* [WRITTEN INSTRUCTION]: Leave out every picture, and return exactly the lines from the line containing "Give me the" through the end of the records below, both inclusive.

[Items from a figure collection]
┄┄┄┄┄┄

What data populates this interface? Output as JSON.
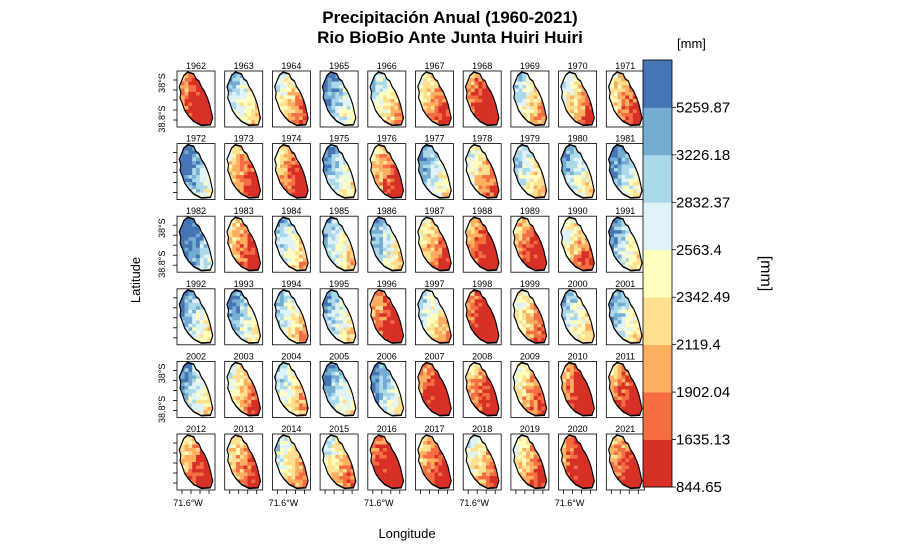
{
  "chart_data": {
    "type": "heatmap",
    "title": "Precipitación Anual (1960-2021)",
    "subtitle": "Rio BioBio Ante Junta Huiri Huiri",
    "xlabel": "Longitude",
    "ylabel": "Latitude",
    "x_tick_labels": [
      "71.6°W",
      "71.6°W",
      "71.6°W",
      "71.6°W",
      "71.6°W"
    ],
    "y_tick_labels": [
      "38°S",
      "38.8°S"
    ],
    "years": [
      [
        1962,
        1963,
        1964,
        1965,
        1966,
        1967,
        1968,
        1969,
        1970,
        1971
      ],
      [
        1972,
        1973,
        1974,
        1975,
        1976,
        1977,
        1978,
        1979,
        1980,
        1981
      ],
      [
        1982,
        1983,
        1984,
        1985,
        1986,
        1987,
        1988,
        1989,
        1990,
        1991
      ],
      [
        1992,
        1993,
        1994,
        1995,
        1996,
        1997,
        1998,
        1999,
        2000,
        2001
      ],
      [
        2002,
        2003,
        2004,
        2005,
        2006,
        2007,
        2008,
        2009,
        2010,
        2011
      ],
      [
        2012,
        2013,
        2014,
        2015,
        2016,
        2017,
        2018,
        2019,
        2020,
        2021
      ]
    ],
    "wetness_index": [
      [
        0.1,
        0.62,
        0.45,
        0.78,
        0.55,
        0.35,
        0.12,
        0.55,
        0.42,
        0.3
      ],
      [
        0.85,
        0.28,
        0.22,
        0.72,
        0.25,
        0.7,
        0.42,
        0.6,
        0.72,
        0.78
      ],
      [
        0.92,
        0.25,
        0.62,
        0.65,
        0.68,
        0.3,
        0.18,
        0.2,
        0.38,
        0.72
      ],
      [
        0.72,
        0.75,
        0.58,
        0.68,
        0.15,
        0.55,
        0.05,
        0.4,
        0.62,
        0.7
      ],
      [
        0.7,
        0.4,
        0.55,
        0.72,
        0.75,
        0.08,
        0.22,
        0.35,
        0.12,
        0.18
      ],
      [
        0.25,
        0.28,
        0.48,
        0.45,
        0.06,
        0.2,
        0.4,
        0.35,
        0.08,
        0.18
      ]
    ],
    "legend": {
      "unit_label": "[mm]",
      "axis_label": "[mm]",
      "breaks": [
        "844.65",
        "1635.13",
        "1902.04",
        "2119.4",
        "2342.49",
        "2563.4",
        "2832.37",
        "3226.18",
        "5259.87"
      ],
      "colors": [
        "#d73027",
        "#f46d43",
        "#fdae61",
        "#fee090",
        "#ffffbf",
        "#e0f3f8",
        "#abd9e9",
        "#74add1",
        "#4575b4"
      ]
    }
  }
}
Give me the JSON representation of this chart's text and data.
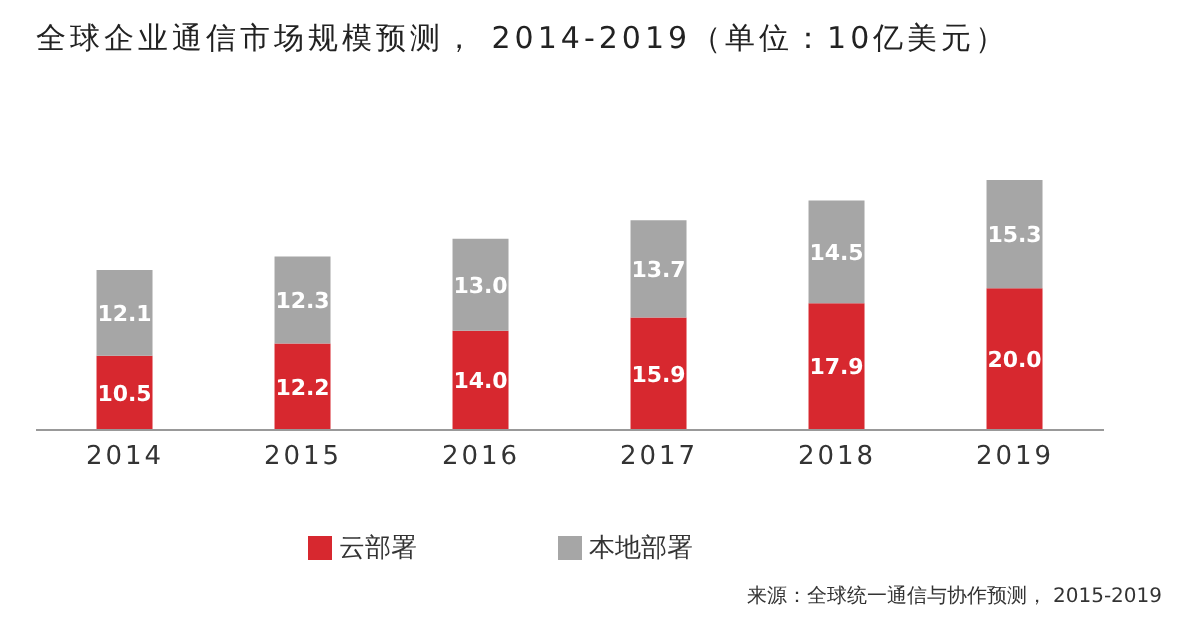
{
  "chart_data": {
    "type": "bar",
    "title": "全球企业通信市场规模预测， 2014-2019（单位：10亿美元）",
    "categories": [
      "2014",
      "2015",
      "2016",
      "2017",
      "2018",
      "2019"
    ],
    "stacked": true,
    "legend": "bottom",
    "grid": false,
    "series": [
      {
        "name": "云部署",
        "color": "#d7282f",
        "values": [
          10.5,
          12.2,
          14.0,
          15.9,
          17.9,
          20.0
        ],
        "value_labels": [
          "10.5",
          "12.2",
          "14.0",
          "15.9",
          "17.9",
          "20.0"
        ]
      },
      {
        "name": "本地部署",
        "color": "#a6a6a6",
        "values": [
          12.1,
          12.3,
          13.0,
          13.7,
          14.5,
          15.3
        ],
        "value_labels": [
          "12.1",
          "12.3",
          "13.0",
          "13.7",
          "14.5",
          "15.3"
        ]
      }
    ],
    "annotations": [
      "来源：全球统一通信与协作预测， 2015-2019"
    ]
  }
}
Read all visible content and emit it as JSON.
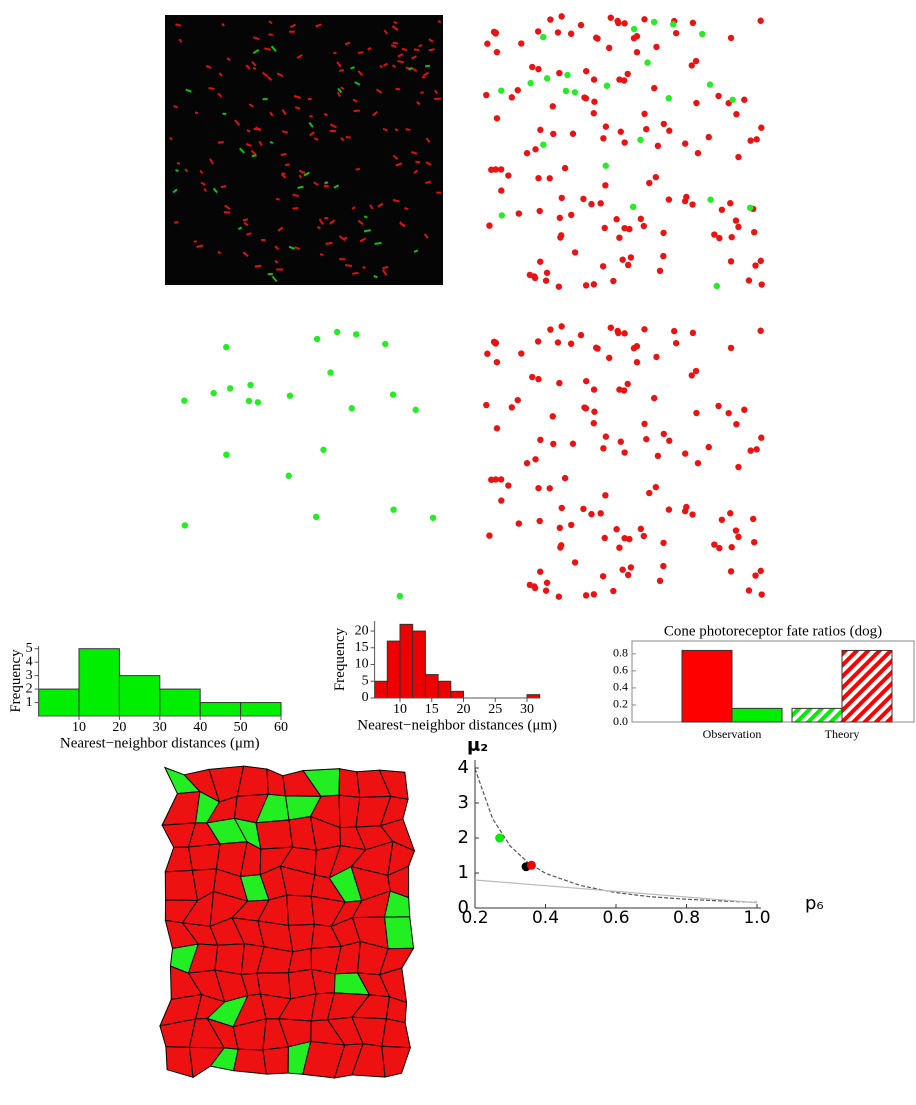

┄┄┄┄┄┄

* [IN RESPONSE]:
Give me the JSON representation of this chart's text and data.
{
  "chart_data": {
    "type": "bar",
    "title": "全球企业通信市场规模预测， 2014-2019（单位：10亿美元）",
    "categories": [
      "2014",
      "2015",
      "2016",
      "2017",
      "2018",
      "2019"
    ],
    "stacked": true,
    "legend": "bottom",
    "grid": false,
    "series": [
      {
        "name": "云部署",
        "color": "#d7282f",
        "values": [
          10.5,
          12.2,
          14.0,
          15.9,
          17.9,
          20.0
        ],
        "value_labels": [
          "10.5",
          "12.2",
          "14.0",
          "15.9",
          "17.9",
          "20.0"
        ]
      },
      {
        "name": "本地部署",
        "color": "#a6a6a6",
        "values": [
          12.1,
          12.3,
          13.0,
          13.7,
          14.5,
          15.3
        ],
        "value_labels": [
          "12.1",
          "12.3",
          "13.0",
          "13.7",
          "14.5",
          "15.3"
        ]
      }
    ],
    "annotations": [
      "来源：全球统一通信与协作预测， 2015-2019"
    ]
  }
}
Read all visible content and emit it as JSON.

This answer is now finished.